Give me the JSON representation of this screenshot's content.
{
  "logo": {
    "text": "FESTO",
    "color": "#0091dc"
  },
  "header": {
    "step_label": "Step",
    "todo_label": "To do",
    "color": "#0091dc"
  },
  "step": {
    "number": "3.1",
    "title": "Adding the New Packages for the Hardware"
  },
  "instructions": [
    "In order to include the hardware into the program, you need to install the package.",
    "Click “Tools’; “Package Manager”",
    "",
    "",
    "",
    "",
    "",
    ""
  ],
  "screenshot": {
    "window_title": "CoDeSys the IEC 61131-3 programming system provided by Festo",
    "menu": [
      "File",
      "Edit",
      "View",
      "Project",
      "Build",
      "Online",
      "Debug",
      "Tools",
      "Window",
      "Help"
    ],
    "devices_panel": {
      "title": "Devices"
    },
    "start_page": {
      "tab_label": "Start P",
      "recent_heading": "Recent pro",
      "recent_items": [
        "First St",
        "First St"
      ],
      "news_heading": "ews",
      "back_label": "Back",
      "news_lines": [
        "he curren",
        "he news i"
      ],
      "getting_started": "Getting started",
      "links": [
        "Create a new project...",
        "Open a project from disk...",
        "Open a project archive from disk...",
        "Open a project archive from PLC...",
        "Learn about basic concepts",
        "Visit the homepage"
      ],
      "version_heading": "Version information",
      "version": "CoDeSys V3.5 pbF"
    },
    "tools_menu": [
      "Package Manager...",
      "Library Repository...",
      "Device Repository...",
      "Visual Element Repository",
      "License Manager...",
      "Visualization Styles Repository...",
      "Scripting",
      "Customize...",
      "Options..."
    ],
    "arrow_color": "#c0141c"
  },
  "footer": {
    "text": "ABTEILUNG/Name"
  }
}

Brief
All of the entries need to be reproduced exactly; please write them out.

Output of the exercise
Give me the JSON representation of this screenshot's content.
{
  "logo": {
    "text": "FESTO",
    "color": "#0091dc"
  },
  "header": {
    "step_label": "Step",
    "todo_label": "To do",
    "color": "#0091dc"
  },
  "step": {
    "number": "3.1",
    "title": "Adding the New Packages for the Hardware"
  },
  "instructions": [
    "In order to include the hardware into the program, you need to install the package.",
    "Click “Tools’; “Package Manager”",
    "",
    "",
    "",
    "",
    "",
    ""
  ],
  "screenshot": {
    "window_title": "CoDeSys the IEC 61131-3 programming system provided by Festo",
    "menu": [
      "File",
      "Edit",
      "View",
      "Project",
      "Build",
      "Online",
      "Debug",
      "Tools",
      "Window",
      "Help"
    ],
    "devices_panel": {
      "title": "Devices"
    },
    "start_page": {
      "tab_label": "Start P",
      "recent_heading": "Recent pro",
      "recent_items": [
        "First St",
        "First St"
      ],
      "news_heading": "ews",
      "back_label": "Back",
      "news_lines": [
        "he curren",
        "he news i"
      ],
      "getting_started": "Getting started",
      "links": [
        "Create a new project...",
        "Open a project from disk...",
        "Open a project archive from disk...",
        "Open a project archive from PLC...",
        "Learn about basic concepts",
        "Visit the homepage"
      ],
      "version_heading": "Version information",
      "version": "CoDeSys V3.5 pbF"
    },
    "tools_menu": [
      "Package Manager...",
      "Library Repository...",
      "Device Repository...",
      "Visual Element Repository",
      "License Manager...",
      "Visualization Styles Repository...",
      "Scripting",
      "Customize...",
      "Options..."
    ],
    "arrow_color": "#c0141c"
  },
  "footer": {
    "text": "ABTEILUNG/Name"
  }
}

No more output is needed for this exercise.